[Extracted records]
#####

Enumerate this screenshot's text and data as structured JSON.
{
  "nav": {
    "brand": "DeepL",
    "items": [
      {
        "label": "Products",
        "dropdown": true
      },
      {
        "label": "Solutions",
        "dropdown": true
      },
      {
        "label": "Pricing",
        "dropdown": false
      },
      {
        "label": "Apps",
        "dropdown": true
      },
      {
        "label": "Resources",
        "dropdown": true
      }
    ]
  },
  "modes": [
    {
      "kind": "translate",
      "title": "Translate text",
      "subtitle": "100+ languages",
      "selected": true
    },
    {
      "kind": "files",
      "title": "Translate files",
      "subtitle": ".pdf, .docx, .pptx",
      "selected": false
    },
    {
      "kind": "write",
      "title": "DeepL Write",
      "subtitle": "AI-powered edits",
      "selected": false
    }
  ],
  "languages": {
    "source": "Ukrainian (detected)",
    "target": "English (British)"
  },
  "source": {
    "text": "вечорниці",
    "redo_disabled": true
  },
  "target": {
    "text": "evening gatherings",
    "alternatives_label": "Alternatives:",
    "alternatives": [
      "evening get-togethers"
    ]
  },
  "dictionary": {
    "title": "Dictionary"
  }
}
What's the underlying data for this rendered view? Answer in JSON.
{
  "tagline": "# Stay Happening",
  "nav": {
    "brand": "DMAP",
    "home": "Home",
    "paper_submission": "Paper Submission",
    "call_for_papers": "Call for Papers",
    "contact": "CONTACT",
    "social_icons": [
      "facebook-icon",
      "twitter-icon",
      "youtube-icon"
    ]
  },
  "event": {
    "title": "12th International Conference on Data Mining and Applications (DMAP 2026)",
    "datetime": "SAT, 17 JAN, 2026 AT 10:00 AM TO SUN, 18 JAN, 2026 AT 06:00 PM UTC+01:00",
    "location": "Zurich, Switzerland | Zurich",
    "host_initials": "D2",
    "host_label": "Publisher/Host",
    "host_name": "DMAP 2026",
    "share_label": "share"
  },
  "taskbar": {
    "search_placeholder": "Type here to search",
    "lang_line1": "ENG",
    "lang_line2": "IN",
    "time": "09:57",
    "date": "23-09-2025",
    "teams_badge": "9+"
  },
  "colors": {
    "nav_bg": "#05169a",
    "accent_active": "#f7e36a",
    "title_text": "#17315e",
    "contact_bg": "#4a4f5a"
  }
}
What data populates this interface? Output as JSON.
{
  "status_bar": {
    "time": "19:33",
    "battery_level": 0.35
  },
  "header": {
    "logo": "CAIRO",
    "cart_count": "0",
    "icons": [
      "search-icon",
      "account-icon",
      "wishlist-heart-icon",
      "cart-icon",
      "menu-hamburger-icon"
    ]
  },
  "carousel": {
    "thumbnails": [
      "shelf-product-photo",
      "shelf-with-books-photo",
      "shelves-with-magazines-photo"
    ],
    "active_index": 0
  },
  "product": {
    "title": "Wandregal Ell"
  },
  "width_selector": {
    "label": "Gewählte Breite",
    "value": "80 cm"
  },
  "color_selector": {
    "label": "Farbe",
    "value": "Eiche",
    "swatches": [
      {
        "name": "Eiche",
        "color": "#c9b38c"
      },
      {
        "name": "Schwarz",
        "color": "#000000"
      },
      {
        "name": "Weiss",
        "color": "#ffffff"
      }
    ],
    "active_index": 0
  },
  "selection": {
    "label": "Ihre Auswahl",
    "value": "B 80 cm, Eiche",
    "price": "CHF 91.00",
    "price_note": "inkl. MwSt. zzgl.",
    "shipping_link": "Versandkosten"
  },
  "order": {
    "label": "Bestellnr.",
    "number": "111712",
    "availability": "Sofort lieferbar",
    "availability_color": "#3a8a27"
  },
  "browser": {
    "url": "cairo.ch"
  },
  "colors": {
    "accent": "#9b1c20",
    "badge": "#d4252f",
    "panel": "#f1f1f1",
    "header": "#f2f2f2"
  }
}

#####

Requirement:
Copy out the full set of records precisely, leaving nothing out.

Final answer:
Enumerate this screenshot's text and data as structured JSON.
{
  "nav": {
    "brand": "DeepL",
    "items": [
      {
        "label": "Products",
        "dropdown": true
      },
      {
        "label": "Solutions",
        "dropdown": true
      },
      {
        "label": "Pricing",
        "dropdown": false
      },
      {
        "label": "Apps",
        "dropdown": true
      },
      {
        "label": "Resources",
        "dropdown": true
      }
    ]
  },
  "modes": [
    {
      "kind": "translate",
      "title": "Translate text",
      "subtitle": "100+ languages",
      "selected": true
    },
    {
      "kind": "files",
      "title": "Translate files",
      "subtitle": ".pdf, .docx, .pptx",
      "selected": false
    },
    {
      "kind": "write",
      "title": "DeepL Write",
      "subtitle": "AI-powered edits",
      "selected": false
    }
  ],
  "languages": {
    "source": "Ukrainian (detected)",
    "target": "English (British)"
  },
  "source": {
    "text": "вечорниці",
    "redo_disabled": true
  },
  "target": {
    "text": "evening gatherings",
    "alternatives_label": "Alternatives:",
    "alternatives": [
      "evening get-togethers"
    ]
  },
  "dictionary": {
    "title": "Dictionary"
  }
}
What's the underlying data for this rendered view? Answer in JSON.
{
  "tagline": "# Stay Happening",
  "nav": {
    "brand": "DMAP",
    "home": "Home",
    "paper_submission": "Paper Submission",
    "call_for_papers": "Call for Papers",
    "contact": "CONTACT",
    "social_icons": [
      "facebook-icon",
      "twitter-icon",
      "youtube-icon"
    ]
  },
  "event": {
    "title": "12th International Conference on Data Mining and Applications (DMAP 2026)",
    "datetime": "SAT, 17 JAN, 2026 AT 10:00 AM TO SUN, 18 JAN, 2026 AT 06:00 PM UTC+01:00",
    "location": "Zurich, Switzerland | Zurich",
    "host_initials": "D2",
    "host_label": "Publisher/Host",
    "host_name": "DMAP 2026",
    "share_label": "share"
  },
  "taskbar": {
    "search_placeholder": "Type here to search",
    "lang_line1": "ENG",
    "lang_line2": "IN",
    "time": "09:57",
    "date": "23-09-2025",
    "teams_badge": "9+"
  },
  "colors": {
    "nav_bg": "#05169a",
    "accent_active": "#f7e36a",
    "title_text": "#17315e",
    "contact_bg": "#4a4f5a"
  }
}
What data populates this interface? Output as JSON.
{
  "status_bar": {
    "time": "19:33",
    "battery_level": 0.35
  },
  "header": {
    "logo": "CAIRO",
    "cart_count": "0",
    "icons": [
      "search-icon",
      "account-icon",
      "wishlist-heart-icon",
      "cart-icon",
      "menu-hamburger-icon"
    ]
  },
  "carousel": {
    "thumbnails": [
      "shelf-product-photo",
      "shelf-with-books-photo",
      "shelves-with-magazines-photo"
    ],
    "active_index": 0
  },
  "product": {
    "title": "Wandregal Ell"
  },
  "width_selector": {
    "label": "Gewählte Breite",
    "value": "80 cm"
  },
  "color_selector": {
    "label": "Farbe",
    "value": "Eiche",
    "swatches": [
      {
        "name": "Eiche",
        "color": "#c9b38c"
      },
      {
        "name": "Schwarz",
        "color": "#000000"
      },
      {
        "name": "Weiss",
        "color": "#ffffff"
      }
    ],
    "active_index": 0
  },
  "selection": {
    "label": "Ihre Auswahl",
    "value": "B 80 cm, Eiche",
    "price": "CHF 91.00",
    "price_note": "inkl. MwSt. zzgl.",
    "shipping_link": "Versandkosten"
  },
  "order": {
    "label": "Bestellnr.",
    "number": "111712",
    "availability": "Sofort lieferbar",
    "availability_color": "#3a8a27"
  },
  "browser": {
    "url": "cairo.ch"
  },
  "colors": {
    "accent": "#9b1c20",
    "badge": "#d4252f",
    "panel": "#f1f1f1",
    "header": "#f2f2f2"
  }
}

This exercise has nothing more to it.